### PROMPT
Repeat everything in the material exactly.
◆ ◆ ◆ ◆ ◆ ◆ ◆
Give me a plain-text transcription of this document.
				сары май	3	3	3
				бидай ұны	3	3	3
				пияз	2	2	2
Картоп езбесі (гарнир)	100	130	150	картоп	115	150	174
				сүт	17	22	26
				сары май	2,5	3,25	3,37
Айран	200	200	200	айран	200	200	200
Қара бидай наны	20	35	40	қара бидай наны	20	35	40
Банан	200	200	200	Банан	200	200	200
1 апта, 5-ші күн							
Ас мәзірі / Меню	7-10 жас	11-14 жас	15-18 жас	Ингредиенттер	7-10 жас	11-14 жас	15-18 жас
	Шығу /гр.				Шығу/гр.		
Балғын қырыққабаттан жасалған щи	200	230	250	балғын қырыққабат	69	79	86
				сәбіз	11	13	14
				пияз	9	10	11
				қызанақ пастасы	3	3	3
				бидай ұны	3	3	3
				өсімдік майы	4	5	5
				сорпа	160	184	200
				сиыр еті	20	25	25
◆ ◆ ◆ ◆ ◆ ◆ ◆
### TASK RESPONSE
Give me a plain-text transcription of this document.
				сары май	3	3	3
				бидай ұны	3	3	3
				пияз	2	2	2
Картоп езбесі (гарнир)	100	130	150	картоп	115	150	174
				сүт	17	22	26
				сары май	2,5	3,25	3,37
Айран	200	200	200	айран	200	200	200
Қара бидай наны	20	35	40	қара бидай наны	20	35	40
Банан	200	200	200	Банан	200	200	200
1 апта, 5-ші күн							
Ас мәзірі / Меню	7-10 жас	11-14 жас	15-18 жас	Ингредиенттер	7-10 жас	11-14 жас	15-18 жас
	Шығу /гр.				Шығу/гр.		
Балғын қырыққабаттан жасалған щи	200	230	250	балғын қырыққабат	69	79	86
				сәбіз	11	13	14
				пияз	9	10	11
				қызанақ пастасы	3	3	3
				бидай ұны	3	3	3
				өсімдік майы	4	5	5
				сорпа	160	184	200
				сиыр еті	20	25	25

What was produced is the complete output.